■ SHORT PROBLEM
Give a verbatim quotation of every record.

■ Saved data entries
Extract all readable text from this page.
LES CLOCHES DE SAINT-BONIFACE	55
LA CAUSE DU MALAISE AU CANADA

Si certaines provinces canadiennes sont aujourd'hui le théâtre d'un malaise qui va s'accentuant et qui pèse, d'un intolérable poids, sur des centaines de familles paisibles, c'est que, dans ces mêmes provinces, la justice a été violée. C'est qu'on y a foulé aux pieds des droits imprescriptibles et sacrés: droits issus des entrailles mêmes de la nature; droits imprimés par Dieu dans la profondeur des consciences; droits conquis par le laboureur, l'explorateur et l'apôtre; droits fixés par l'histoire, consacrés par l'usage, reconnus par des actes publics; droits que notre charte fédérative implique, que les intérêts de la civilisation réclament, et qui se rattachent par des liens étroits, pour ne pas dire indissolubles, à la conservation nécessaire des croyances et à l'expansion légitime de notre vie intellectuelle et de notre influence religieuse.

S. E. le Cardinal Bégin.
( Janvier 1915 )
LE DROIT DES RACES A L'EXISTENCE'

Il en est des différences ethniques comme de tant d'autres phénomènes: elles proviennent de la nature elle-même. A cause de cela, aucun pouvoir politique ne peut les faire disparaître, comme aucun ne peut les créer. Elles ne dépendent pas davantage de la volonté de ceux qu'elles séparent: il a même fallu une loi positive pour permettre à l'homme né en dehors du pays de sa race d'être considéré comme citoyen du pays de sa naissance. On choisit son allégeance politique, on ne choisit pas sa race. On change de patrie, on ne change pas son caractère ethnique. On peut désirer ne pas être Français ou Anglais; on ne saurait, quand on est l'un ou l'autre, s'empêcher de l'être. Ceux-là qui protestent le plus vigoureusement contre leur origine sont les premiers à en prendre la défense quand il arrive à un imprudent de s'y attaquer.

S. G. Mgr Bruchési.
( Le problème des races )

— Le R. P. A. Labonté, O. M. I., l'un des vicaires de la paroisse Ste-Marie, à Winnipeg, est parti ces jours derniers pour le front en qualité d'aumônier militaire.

■ ANSWER TO THE EXERCISE
Extract all readable text from this page.
LES CLOCHES DE SAINT-BONIFACE	55
LA CAUSE DU MALAISE AU CANADA

Si certaines provinces canadiennes sont aujourd'hui le théâtre d'un malaise qui va s'accentuant et qui pèse, d'un intolérable poids, sur des centaines de familles paisibles, c'est que, dans ces mêmes provinces, la justice a été violée. C'est qu'on y a foulé aux pieds des droits imprescriptibles et sacrés: droits issus des entrailles mêmes de la nature; droits imprimés par Dieu dans la profondeur des consciences; droits conquis par le laboureur, l'explorateur et l'apôtre; droits fixés par l'histoire, consacrés par l'usage, reconnus par des actes publics; droits que notre charte fédérative implique, que les intérêts de la civilisation réclament, et qui se rattachent par des liens étroits, pour ne pas dire indissolubles, à la conservation nécessaire des croyances et à l'expansion légitime de notre vie intellectuelle et de notre influence religieuse.

S. E. le Cardinal Bégin.
( Janvier 1915 )
LE DROIT DES RACES A L'EXISTENCE'

Il en est des différences ethniques comme de tant d'autres phénomènes: elles proviennent de la nature elle-même. A cause de cela, aucun pouvoir politique ne peut les faire disparaître, comme aucun ne peut les créer. Elles ne dépendent pas davantage de la volonté de ceux qu'elles séparent: il a même fallu une loi positive pour permettre à l'homme né en dehors du pays de sa race d'être considéré comme citoyen du pays de sa naissance. On choisit son allégeance politique, on ne choisit pas sa race. On change de patrie, on ne change pas son caractère ethnique. On peut désirer ne pas être Français ou Anglais; on ne saurait, quand on est l'un ou l'autre, s'empêcher de l'être. Ceux-là qui protestent le plus vigoureusement contre leur origine sont les premiers à en prendre la défense quand il arrive à un imprudent de s'y attaquer.

S. G. Mgr Bruchési.
( Le problème des races )

— Le R. P. A. Labonté, O. M. I., l'un des vicaires de la paroisse Ste-Marie, à Winnipeg, est parti ces jours derniers pour le front en qualité d'aumônier militaire.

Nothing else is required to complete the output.